- What to work on -
Below are the records. List every line holding the word "band".

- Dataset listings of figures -
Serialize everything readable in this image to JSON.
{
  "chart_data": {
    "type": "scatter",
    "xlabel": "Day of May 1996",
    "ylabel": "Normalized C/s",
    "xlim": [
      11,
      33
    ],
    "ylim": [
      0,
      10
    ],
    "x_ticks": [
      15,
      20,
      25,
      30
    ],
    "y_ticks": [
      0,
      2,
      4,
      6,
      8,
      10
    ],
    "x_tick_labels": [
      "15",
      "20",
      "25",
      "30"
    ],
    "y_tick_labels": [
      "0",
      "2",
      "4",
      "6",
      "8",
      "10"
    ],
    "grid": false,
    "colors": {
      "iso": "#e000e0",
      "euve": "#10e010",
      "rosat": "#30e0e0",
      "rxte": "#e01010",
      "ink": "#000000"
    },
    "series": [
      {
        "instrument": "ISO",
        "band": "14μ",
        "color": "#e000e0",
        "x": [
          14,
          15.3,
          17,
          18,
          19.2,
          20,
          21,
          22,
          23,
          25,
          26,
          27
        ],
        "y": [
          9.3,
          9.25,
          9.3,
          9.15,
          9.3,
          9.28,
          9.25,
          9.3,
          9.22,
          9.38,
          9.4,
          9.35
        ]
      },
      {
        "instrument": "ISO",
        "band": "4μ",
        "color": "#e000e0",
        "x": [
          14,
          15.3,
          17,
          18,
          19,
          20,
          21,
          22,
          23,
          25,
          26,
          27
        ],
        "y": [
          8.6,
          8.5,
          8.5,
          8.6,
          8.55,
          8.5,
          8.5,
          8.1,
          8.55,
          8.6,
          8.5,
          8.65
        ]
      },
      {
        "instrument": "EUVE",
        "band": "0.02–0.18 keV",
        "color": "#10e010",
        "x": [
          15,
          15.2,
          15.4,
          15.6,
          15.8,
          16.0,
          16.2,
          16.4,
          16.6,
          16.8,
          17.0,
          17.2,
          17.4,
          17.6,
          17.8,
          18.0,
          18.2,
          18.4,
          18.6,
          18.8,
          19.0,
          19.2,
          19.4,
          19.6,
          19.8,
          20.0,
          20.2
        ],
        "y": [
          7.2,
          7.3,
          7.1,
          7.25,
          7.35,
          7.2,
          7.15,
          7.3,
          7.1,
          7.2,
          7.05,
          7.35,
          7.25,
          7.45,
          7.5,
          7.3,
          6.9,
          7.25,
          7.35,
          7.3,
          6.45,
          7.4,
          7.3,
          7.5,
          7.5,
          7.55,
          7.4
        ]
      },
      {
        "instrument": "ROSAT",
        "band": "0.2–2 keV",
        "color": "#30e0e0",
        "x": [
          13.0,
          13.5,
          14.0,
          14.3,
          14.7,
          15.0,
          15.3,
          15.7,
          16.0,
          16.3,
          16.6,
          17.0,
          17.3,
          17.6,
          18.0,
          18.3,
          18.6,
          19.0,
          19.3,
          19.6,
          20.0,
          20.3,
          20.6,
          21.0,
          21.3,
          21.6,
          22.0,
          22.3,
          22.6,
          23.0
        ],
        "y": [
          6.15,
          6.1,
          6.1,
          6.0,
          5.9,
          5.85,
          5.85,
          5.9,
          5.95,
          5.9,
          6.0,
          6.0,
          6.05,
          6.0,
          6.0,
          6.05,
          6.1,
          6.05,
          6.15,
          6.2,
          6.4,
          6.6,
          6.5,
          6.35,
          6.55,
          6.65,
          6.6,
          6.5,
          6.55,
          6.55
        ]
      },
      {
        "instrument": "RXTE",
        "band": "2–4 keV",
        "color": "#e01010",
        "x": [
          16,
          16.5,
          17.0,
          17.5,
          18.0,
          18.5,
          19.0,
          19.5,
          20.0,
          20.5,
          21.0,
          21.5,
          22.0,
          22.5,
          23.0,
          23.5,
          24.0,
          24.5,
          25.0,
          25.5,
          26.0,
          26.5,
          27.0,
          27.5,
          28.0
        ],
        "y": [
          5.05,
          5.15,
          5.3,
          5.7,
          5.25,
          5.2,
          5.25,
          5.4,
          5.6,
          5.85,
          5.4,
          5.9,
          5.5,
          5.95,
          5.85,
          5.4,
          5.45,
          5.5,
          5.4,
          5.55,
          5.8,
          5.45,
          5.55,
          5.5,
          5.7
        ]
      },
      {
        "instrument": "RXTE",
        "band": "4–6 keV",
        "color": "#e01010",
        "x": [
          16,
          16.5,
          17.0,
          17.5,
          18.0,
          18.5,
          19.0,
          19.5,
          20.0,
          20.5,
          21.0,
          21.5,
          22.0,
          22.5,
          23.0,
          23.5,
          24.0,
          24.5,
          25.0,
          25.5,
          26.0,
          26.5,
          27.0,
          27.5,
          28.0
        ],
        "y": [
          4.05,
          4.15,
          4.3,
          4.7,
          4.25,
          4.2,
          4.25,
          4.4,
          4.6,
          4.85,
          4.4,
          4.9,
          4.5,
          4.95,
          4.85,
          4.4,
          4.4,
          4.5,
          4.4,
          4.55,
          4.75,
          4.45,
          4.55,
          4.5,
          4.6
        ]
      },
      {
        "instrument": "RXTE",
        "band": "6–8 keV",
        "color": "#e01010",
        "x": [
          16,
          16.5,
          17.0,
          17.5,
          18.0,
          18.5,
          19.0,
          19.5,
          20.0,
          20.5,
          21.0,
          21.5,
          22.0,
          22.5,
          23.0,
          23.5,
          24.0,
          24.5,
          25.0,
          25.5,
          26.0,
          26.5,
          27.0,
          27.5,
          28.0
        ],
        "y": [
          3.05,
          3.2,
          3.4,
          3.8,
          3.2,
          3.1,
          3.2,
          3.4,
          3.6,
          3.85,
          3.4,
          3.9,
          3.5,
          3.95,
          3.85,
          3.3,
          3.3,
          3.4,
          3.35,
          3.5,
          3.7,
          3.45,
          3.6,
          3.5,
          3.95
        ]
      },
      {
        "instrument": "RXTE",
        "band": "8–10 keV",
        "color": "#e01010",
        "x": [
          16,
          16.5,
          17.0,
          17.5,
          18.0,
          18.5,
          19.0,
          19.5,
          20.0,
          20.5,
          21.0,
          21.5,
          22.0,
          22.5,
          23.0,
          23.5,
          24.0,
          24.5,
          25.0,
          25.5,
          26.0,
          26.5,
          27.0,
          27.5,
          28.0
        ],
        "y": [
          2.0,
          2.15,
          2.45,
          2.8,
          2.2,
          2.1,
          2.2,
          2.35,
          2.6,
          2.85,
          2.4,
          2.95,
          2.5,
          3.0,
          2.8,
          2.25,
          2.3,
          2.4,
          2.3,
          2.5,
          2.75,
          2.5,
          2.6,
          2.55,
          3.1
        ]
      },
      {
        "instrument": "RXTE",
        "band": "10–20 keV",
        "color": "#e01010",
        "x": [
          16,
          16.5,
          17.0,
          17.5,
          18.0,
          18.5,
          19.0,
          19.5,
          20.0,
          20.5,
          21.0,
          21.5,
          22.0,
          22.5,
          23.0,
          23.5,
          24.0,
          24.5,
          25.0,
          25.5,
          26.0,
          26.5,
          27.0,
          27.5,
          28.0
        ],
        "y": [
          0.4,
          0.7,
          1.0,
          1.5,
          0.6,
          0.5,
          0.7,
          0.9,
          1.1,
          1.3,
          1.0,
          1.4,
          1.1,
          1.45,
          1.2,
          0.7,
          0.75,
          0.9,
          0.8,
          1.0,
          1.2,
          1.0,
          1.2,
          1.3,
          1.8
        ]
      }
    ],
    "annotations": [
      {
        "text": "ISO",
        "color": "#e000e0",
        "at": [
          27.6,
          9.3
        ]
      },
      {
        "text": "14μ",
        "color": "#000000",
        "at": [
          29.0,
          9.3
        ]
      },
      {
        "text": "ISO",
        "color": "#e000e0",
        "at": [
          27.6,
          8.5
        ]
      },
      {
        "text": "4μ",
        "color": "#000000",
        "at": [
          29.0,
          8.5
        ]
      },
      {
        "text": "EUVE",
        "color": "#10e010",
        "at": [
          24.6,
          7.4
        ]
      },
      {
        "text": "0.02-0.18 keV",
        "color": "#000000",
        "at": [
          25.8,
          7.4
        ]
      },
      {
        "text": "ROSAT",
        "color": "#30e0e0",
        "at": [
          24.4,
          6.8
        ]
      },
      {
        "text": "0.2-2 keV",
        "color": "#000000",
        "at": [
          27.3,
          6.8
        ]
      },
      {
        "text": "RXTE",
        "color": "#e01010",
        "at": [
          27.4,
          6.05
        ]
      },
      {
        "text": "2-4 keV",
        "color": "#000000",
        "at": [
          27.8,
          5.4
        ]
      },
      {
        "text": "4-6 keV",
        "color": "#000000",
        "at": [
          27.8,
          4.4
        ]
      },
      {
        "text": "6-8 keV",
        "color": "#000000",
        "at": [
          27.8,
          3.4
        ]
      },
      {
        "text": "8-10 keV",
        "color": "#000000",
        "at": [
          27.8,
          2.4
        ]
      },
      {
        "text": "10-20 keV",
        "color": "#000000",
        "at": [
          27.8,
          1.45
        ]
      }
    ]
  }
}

- Result for this exercise -
        "band": "14μ",
        "band": "4μ",
        "band": "0.02–0.18 keV",
        "band": "0.2–2 keV",
        "band": "2–4 keV",
        "band": "4–6 keV",
        "band": "6–8 keV",
        "band": "8–10 keV",
        "band": "10–20 keV",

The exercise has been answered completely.